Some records
>>

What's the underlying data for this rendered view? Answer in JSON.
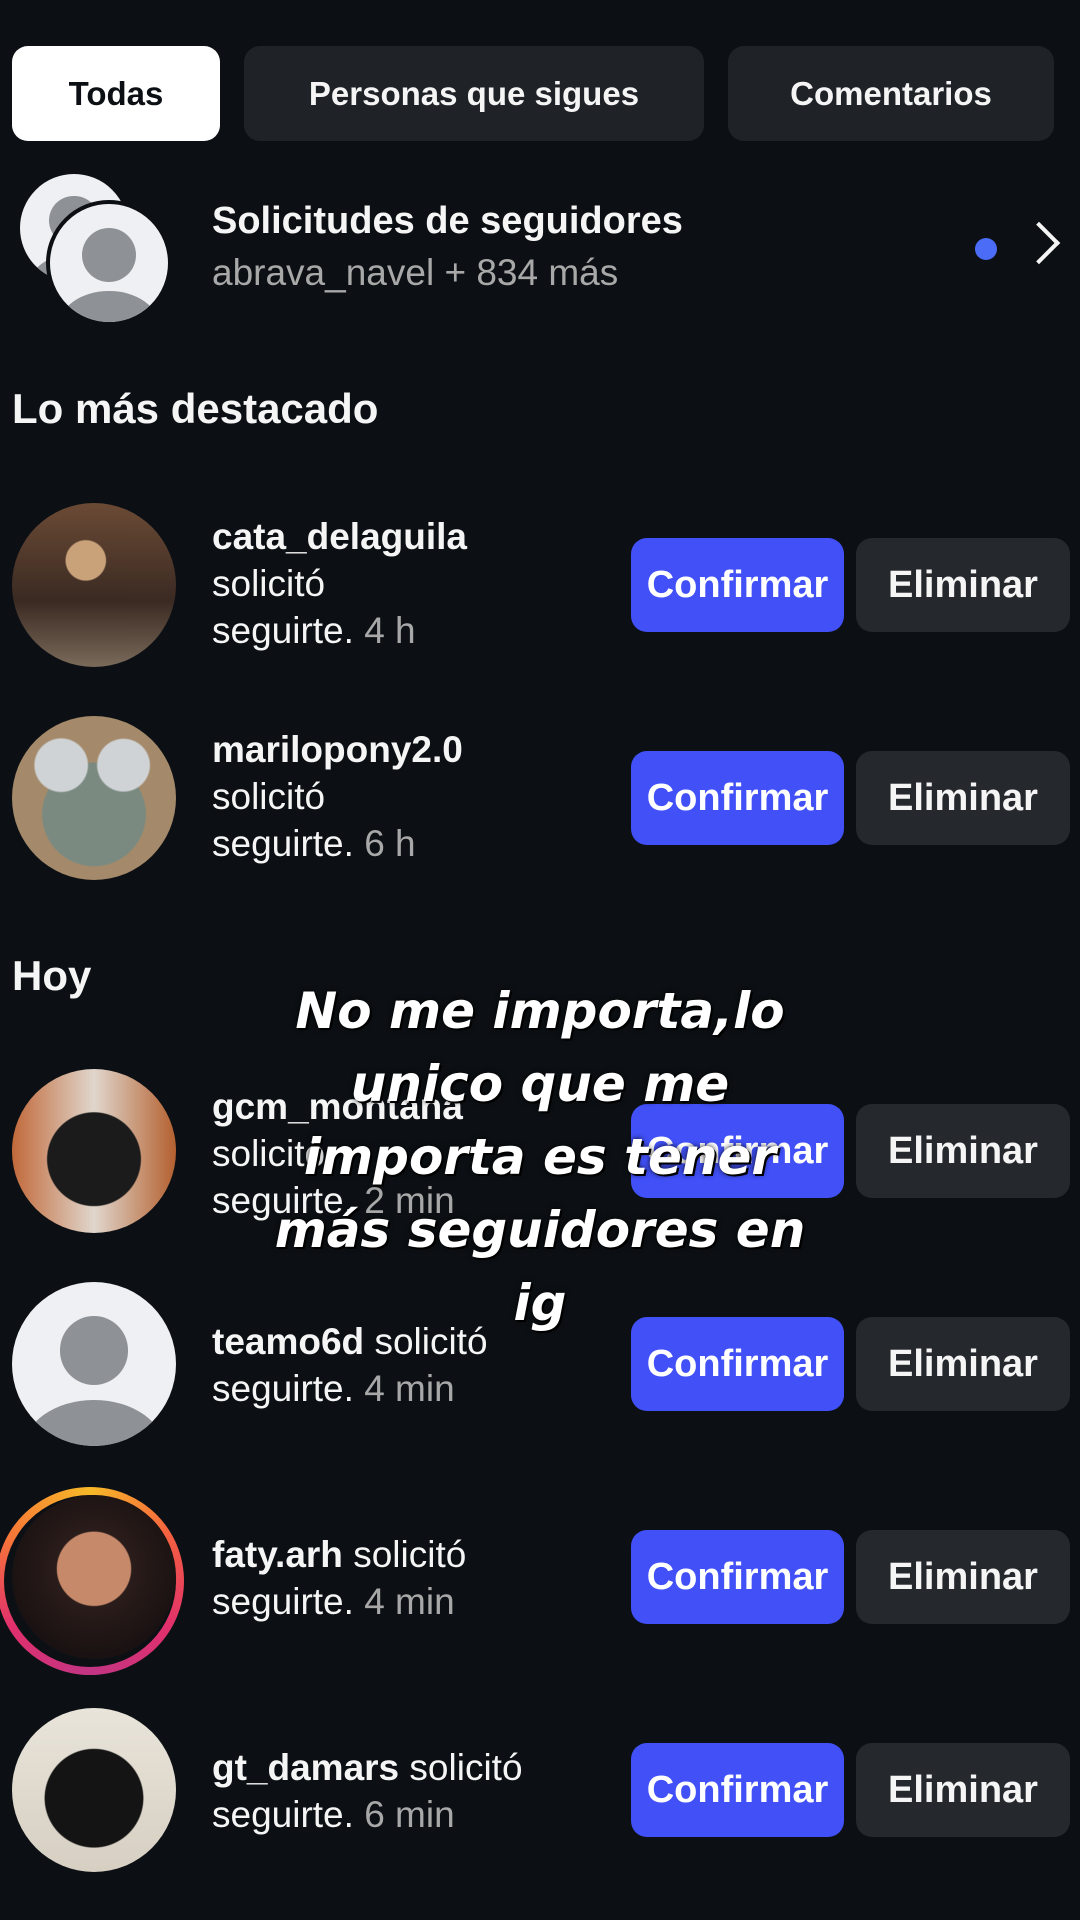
{
  "tabs": [
    {
      "label": "Todas",
      "active": true
    },
    {
      "label": "Personas que sigues",
      "active": false
    },
    {
      "label": "Comentarios",
      "active": false
    }
  ],
  "follow_requests": {
    "title": "Solicitudes de seguidores",
    "subtitle": "abrava_navel + 834 más"
  },
  "sections": {
    "highlights": "Lo más destacado",
    "today": "Hoy"
  },
  "buttons": {
    "confirm": "Confirmar",
    "delete": "Eliminar"
  },
  "items": [
    {
      "username": "cata_delaguila",
      "action_line1": "solicitó",
      "action_line2": "seguirte.",
      "time": "4 h"
    },
    {
      "username": "marilopony2.0",
      "action_line1": "solicitó",
      "action_line2": "seguirte.",
      "time": "6 h"
    },
    {
      "username": "gcm_montana",
      "action_line1": "solicitó",
      "action_line2": "seguirte.",
      "time": "2 min"
    },
    {
      "username": "teamo6d",
      "action_line1": "solicitó",
      "action_line2": "seguirte.",
      "time": "4 min"
    },
    {
      "username": "faty.arh",
      "action_line1": "solicitó",
      "action_line2": "seguirte.",
      "time": "4 min"
    },
    {
      "username": "gt_damars",
      "action_line1": "solicitó",
      "action_line2": "seguirte.",
      "time": "6 min"
    }
  ],
  "overlay_caption": "No me importa,lo\nunico que me\nimporta es tener\nmás seguidores en\nig",
  "colors": {
    "background": "#0c1014",
    "confirm_button": "#4150f7",
    "delete_button": "#25282d",
    "unread_dot": "#4a6cf7"
  }
}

<<

Reproduce the material word for word, minus the images.

- CORRECT RESPONSE:
What's the underlying data for this rendered view? Answer in JSON.
{
  "tabs": [
    {
      "label": "Todas",
      "active": true
    },
    {
      "label": "Personas que sigues",
      "active": false
    },
    {
      "label": "Comentarios",
      "active": false
    }
  ],
  "follow_requests": {
    "title": "Solicitudes de seguidores",
    "subtitle": "abrava_navel + 834 más"
  },
  "sections": {
    "highlights": "Lo más destacado",
    "today": "Hoy"
  },
  "buttons": {
    "confirm": "Confirmar",
    "delete": "Eliminar"
  },
  "items": [
    {
      "username": "cata_delaguila",
      "action_line1": "solicitó",
      "action_line2": "seguirte.",
      "time": "4 h"
    },
    {
      "username": "marilopony2.0",
      "action_line1": "solicitó",
      "action_line2": "seguirte.",
      "time": "6 h"
    },
    {
      "username": "gcm_montana",
      "action_line1": "solicitó",
      "action_line2": "seguirte.",
      "time": "2 min"
    },
    {
      "username": "teamo6d",
      "action_line1": "solicitó",
      "action_line2": "seguirte.",
      "time": "4 min"
    },
    {
      "username": "faty.arh",
      "action_line1": "solicitó",
      "action_line2": "seguirte.",
      "time": "4 min"
    },
    {
      "username": "gt_damars",
      "action_line1": "solicitó",
      "action_line2": "seguirte.",
      "time": "6 min"
    }
  ],
  "overlay_caption": "No me importa,lo\nunico que me\nimporta es tener\nmás seguidores en\nig",
  "colors": {
    "background": "#0c1014",
    "confirm_button": "#4150f7",
    "delete_button": "#25282d",
    "unread_dot": "#4a6cf7"
  }
}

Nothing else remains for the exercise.